What is expected
Restate the whole listing exactly.

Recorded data
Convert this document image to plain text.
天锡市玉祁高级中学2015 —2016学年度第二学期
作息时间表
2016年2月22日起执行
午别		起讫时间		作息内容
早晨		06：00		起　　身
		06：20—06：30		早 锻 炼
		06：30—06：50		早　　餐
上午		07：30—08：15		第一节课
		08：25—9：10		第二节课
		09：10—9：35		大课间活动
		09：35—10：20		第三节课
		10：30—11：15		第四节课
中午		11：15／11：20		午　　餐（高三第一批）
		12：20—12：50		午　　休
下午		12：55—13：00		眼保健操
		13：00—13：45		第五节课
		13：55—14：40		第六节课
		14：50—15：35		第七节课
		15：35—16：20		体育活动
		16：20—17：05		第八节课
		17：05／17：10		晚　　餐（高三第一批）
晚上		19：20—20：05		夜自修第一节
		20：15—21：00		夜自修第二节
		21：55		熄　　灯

Answer to the exercise
Convert this document image to plain text.
天锡市玉祁高级中学2015 —2016学年度第二学期
作息时间表
2016年2月22日起执行
午别		起讫时间		作息内容
早晨		06：00		起　　身
		06：20—06：30		早 锻 炼
		06：30—06：50		早　　餐
上午		07：30—08：15		第一节课
		08：25—9：10		第二节课
		09：10—9：35		大课间活动
		09：35—10：20		第三节课
		10：30—11：15		第四节课
中午		11：15／11：20		午　　餐（高三第一批）
		12：20—12：50		午　　休
下午		12：55—13：00		眼保健操
		13：00—13：45		第五节课
		13：55—14：40		第六节课
		14：50—15：35		第七节课
		15：35—16：20		体育活动
		16：20—17：05		第八节课
		17：05／17：10		晚　　餐（高三第一批）
晚上		19：20—20：05		夜自修第一节
		20：15—21：00		夜自修第二节
		21：55		熄　　灯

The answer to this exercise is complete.